**Supplied material**
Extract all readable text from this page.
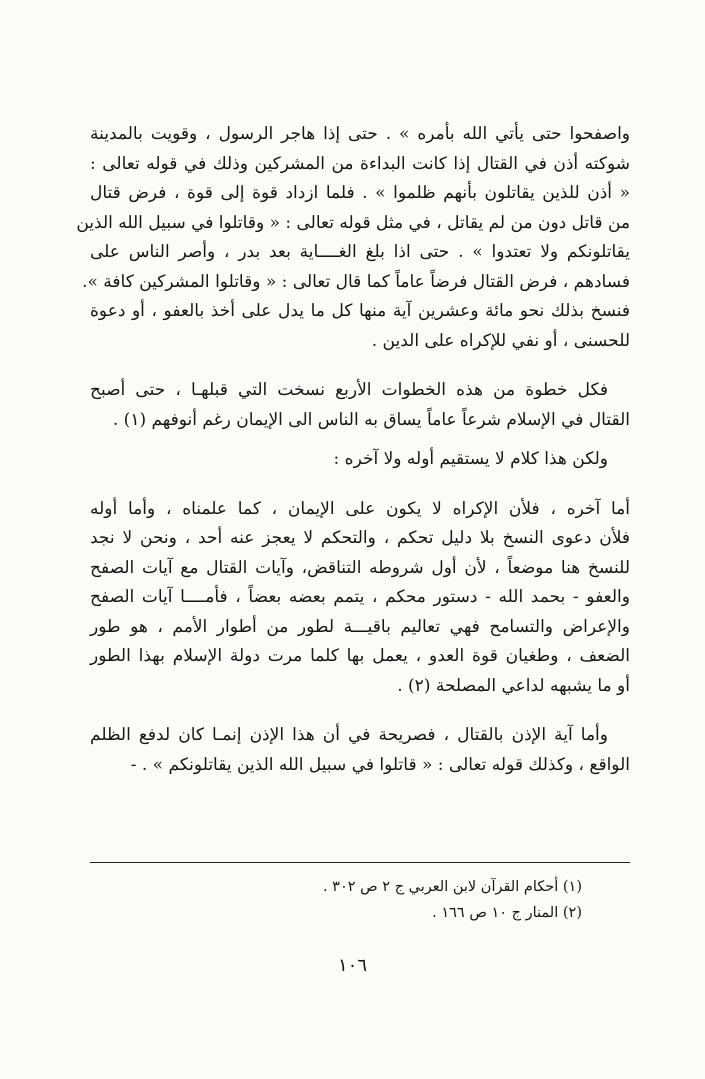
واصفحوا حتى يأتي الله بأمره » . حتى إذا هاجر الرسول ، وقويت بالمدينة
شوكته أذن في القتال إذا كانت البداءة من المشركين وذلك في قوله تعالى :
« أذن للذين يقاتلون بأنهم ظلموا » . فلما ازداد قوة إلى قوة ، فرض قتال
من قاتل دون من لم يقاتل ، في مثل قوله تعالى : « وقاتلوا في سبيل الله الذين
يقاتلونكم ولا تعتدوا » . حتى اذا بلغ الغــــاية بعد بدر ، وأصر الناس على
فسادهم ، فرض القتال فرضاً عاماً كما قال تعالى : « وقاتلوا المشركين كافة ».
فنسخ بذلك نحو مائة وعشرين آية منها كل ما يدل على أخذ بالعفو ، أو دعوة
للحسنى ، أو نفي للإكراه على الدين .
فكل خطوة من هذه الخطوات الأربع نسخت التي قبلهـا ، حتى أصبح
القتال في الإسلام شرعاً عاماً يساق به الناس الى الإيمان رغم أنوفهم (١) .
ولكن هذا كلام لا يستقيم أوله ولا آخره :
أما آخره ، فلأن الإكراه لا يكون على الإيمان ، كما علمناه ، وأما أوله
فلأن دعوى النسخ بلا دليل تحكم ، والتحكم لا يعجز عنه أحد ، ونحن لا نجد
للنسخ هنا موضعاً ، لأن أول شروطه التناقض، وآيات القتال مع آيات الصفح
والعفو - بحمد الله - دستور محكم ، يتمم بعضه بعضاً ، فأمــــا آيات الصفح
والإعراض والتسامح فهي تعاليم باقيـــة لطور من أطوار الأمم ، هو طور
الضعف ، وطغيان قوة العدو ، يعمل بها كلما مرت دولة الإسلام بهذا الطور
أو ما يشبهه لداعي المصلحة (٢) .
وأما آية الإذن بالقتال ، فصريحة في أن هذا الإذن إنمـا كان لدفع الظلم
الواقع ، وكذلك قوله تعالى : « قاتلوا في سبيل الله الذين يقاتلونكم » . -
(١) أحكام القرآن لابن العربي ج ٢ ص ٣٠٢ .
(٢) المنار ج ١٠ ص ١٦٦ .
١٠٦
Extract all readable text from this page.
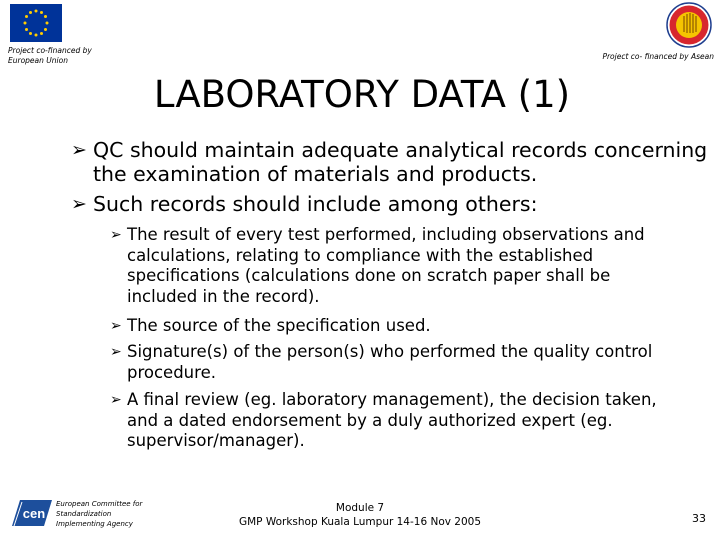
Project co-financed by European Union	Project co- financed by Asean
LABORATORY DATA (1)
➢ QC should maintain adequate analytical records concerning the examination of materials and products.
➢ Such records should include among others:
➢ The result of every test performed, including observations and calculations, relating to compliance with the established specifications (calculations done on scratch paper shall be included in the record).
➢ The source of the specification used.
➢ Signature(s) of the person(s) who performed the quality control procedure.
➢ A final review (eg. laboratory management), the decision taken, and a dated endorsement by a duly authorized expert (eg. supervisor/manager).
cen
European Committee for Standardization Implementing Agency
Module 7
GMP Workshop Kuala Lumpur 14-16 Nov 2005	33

**Exercise aim**
Give every record again exactly, apart from the pictures, which stay out.

**Exercise output**
Extract all readable text from this page.
واصفحوا حتى يأتي الله بأمره » . حتى إذا هاجر الرسول ، وقويت بالمدينة
شوكته أذن في القتال إذا كانت البداءة من المشركين وذلك في قوله تعالى :
« أذن للذين يقاتلون بأنهم ظلموا » . فلما ازداد قوة إلى قوة ، فرض قتال
من قاتل دون من لم يقاتل ، في مثل قوله تعالى : « وقاتلوا في سبيل الله الذين
يقاتلونكم ولا تعتدوا » . حتى اذا بلغ الغــــاية بعد بدر ، وأصر الناس على
فسادهم ، فرض القتال فرضاً عاماً كما قال تعالى : « وقاتلوا المشركين كافة ».
فنسخ بذلك نحو مائة وعشرين آية منها كل ما يدل على أخذ بالعفو ، أو دعوة
للحسنى ، أو نفي للإكراه على الدين .
فكل خطوة من هذه الخطوات الأربع نسخت التي قبلهـا ، حتى أصبح
القتال في الإسلام شرعاً عاماً يساق به الناس الى الإيمان رغم أنوفهم (١) .
ولكن هذا كلام لا يستقيم أوله ولا آخره :
أما آخره ، فلأن الإكراه لا يكون على الإيمان ، كما علمناه ، وأما أوله
فلأن دعوى النسخ بلا دليل تحكم ، والتحكم لا يعجز عنه أحد ، ونحن لا نجد
للنسخ هنا موضعاً ، لأن أول شروطه التناقض، وآيات القتال مع آيات الصفح
والعفو - بحمد الله - دستور محكم ، يتمم بعضه بعضاً ، فأمــــا آيات الصفح
والإعراض والتسامح فهي تعاليم باقيـــة لطور من أطوار الأمم ، هو طور
الضعف ، وطغيان قوة العدو ، يعمل بها كلما مرت دولة الإسلام بهذا الطور
أو ما يشبهه لداعي المصلحة (٢) .
وأما آية الإذن بالقتال ، فصريحة في أن هذا الإذن إنمـا كان لدفع الظلم
الواقع ، وكذلك قوله تعالى : « قاتلوا في سبيل الله الذين يقاتلونكم » . -
(١) أحكام القرآن لابن العربي ج ٢ ص ٣٠٢ .
(٢) المنار ج ١٠ ص ١٦٦ .
١٠٦
Extract all readable text from this page.
Project co-financed by European Union	Project co- financed by Asean
LABORATORY DATA (1)
➢ QC should maintain adequate analytical records concerning the examination of materials and products.
➢ Such records should include among others:
➢ The result of every test performed, including observations and calculations, relating to compliance with the established specifications (calculations done on scratch paper shall be included in the record).
➢ The source of the specification used.
➢ Signature(s) of the person(s) who performed the quality control procedure.
➢ A final review (eg. laboratory management), the decision taken, and a dated endorsement by a duly authorized expert (eg. supervisor/manager).
cen
European Committee for Standardization Implementing Agency
Module 7
GMP Workshop Kuala Lumpur 14-16 Nov 2005	33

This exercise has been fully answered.